Write out each line of the material again, word for word.
— Begin INPUT ROWS —
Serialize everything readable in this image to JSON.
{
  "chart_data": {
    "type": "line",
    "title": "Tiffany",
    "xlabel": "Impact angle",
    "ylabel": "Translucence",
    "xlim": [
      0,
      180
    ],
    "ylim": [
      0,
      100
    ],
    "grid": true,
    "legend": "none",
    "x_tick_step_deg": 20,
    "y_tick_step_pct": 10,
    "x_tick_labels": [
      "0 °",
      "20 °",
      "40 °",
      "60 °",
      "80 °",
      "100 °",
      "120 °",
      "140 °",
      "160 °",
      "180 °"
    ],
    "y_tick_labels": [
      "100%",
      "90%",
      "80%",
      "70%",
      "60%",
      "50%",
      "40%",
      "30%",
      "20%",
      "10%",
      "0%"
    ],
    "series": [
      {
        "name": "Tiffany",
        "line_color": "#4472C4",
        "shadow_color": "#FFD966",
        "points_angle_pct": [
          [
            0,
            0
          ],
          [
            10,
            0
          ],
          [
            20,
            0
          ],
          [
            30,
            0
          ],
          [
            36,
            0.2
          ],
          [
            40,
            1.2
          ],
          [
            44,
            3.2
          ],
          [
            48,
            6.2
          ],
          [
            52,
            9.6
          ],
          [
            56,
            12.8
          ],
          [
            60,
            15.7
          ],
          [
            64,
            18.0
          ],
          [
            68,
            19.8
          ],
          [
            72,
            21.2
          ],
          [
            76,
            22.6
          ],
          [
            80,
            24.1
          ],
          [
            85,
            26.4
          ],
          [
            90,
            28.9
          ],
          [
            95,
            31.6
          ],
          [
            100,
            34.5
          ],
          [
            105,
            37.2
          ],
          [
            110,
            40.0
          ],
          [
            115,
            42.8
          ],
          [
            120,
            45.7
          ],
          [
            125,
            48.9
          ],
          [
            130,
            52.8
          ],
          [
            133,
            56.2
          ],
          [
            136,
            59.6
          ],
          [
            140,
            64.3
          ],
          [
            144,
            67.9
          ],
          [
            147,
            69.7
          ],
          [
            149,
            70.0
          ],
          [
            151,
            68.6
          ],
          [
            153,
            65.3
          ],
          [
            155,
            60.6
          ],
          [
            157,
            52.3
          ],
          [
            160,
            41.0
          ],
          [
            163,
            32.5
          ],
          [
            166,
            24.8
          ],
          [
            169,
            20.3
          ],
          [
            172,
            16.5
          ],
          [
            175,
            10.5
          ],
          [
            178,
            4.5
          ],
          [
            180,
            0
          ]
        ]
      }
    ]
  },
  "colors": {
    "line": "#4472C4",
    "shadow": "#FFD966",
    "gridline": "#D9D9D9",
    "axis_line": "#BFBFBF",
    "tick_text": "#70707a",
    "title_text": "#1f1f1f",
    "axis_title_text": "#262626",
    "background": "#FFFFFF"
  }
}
— End INPUT ROWS —
◆ TASK SOLUTION:
Serialize everything readable in this image to JSON.
{
  "chart_data": {
    "type": "line",
    "title": "Tiffany",
    "xlabel": "Impact angle",
    "ylabel": "Translucence",
    "xlim": [
      0,
      180
    ],
    "ylim": [
      0,
      100
    ],
    "grid": true,
    "legend": "none",
    "x_tick_step_deg": 20,
    "y_tick_step_pct": 10,
    "x_tick_labels": [
      "0 °",
      "20 °",
      "40 °",
      "60 °",
      "80 °",
      "100 °",
      "120 °",
      "140 °",
      "160 °",
      "180 °"
    ],
    "y_tick_labels": [
      "100%",
      "90%",
      "80%",
      "70%",
      "60%",
      "50%",
      "40%",
      "30%",
      "20%",
      "10%",
      "0%"
    ],
    "series": [
      {
        "name": "Tiffany",
        "line_color": "#4472C4",
        "shadow_color": "#FFD966",
        "points_angle_pct": [
          [
            0,
            0
          ],
          [
            10,
            0
          ],
          [
            20,
            0
          ],
          [
            30,
            0
          ],
          [
            36,
            0.2
          ],
          [
            40,
            1.2
          ],
          [
            44,
            3.2
          ],
          [
            48,
            6.2
          ],
          [
            52,
            9.6
          ],
          [
            56,
            12.8
          ],
          [
            60,
            15.7
          ],
          [
            64,
            18.0
          ],
          [
            68,
            19.8
          ],
          [
            72,
            21.2
          ],
          [
            76,
            22.6
          ],
          [
            80,
            24.1
          ],
          [
            85,
            26.4
          ],
          [
            90,
            28.9
          ],
          [
            95,
            31.6
          ],
          [
            100,
            34.5
          ],
          [
            105,
            37.2
          ],
          [
            110,
            40.0
          ],
          [
            115,
            42.8
          ],
          [
            120,
            45.7
          ],
          [
            125,
            48.9
          ],
          [
            130,
            52.8
          ],
          [
            133,
            56.2
          ],
          [
            136,
            59.6
          ],
          [
            140,
            64.3
          ],
          [
            144,
            67.9
          ],
          [
            147,
            69.7
          ],
          [
            149,
            70.0
          ],
          [
            151,
            68.6
          ],
          [
            153,
            65.3
          ],
          [
            155,
            60.6
          ],
          [
            157,
            52.3
          ],
          [
            160,
            41.0
          ],
          [
            163,
            32.5
          ],
          [
            166,
            24.8
          ],
          [
            169,
            20.3
          ],
          [
            172,
            16.5
          ],
          [
            175,
            10.5
          ],
          [
            178,
            4.5
          ],
          [
            180,
            0
          ]
        ]
      }
    ]
  },
  "colors": {
    "line": "#4472C4",
    "shadow": "#FFD966",
    "gridline": "#D9D9D9",
    "axis_line": "#BFBFBF",
    "tick_text": "#70707a",
    "title_text": "#1f1f1f",
    "axis_title_text": "#262626",
    "background": "#FFFFFF"
  }
}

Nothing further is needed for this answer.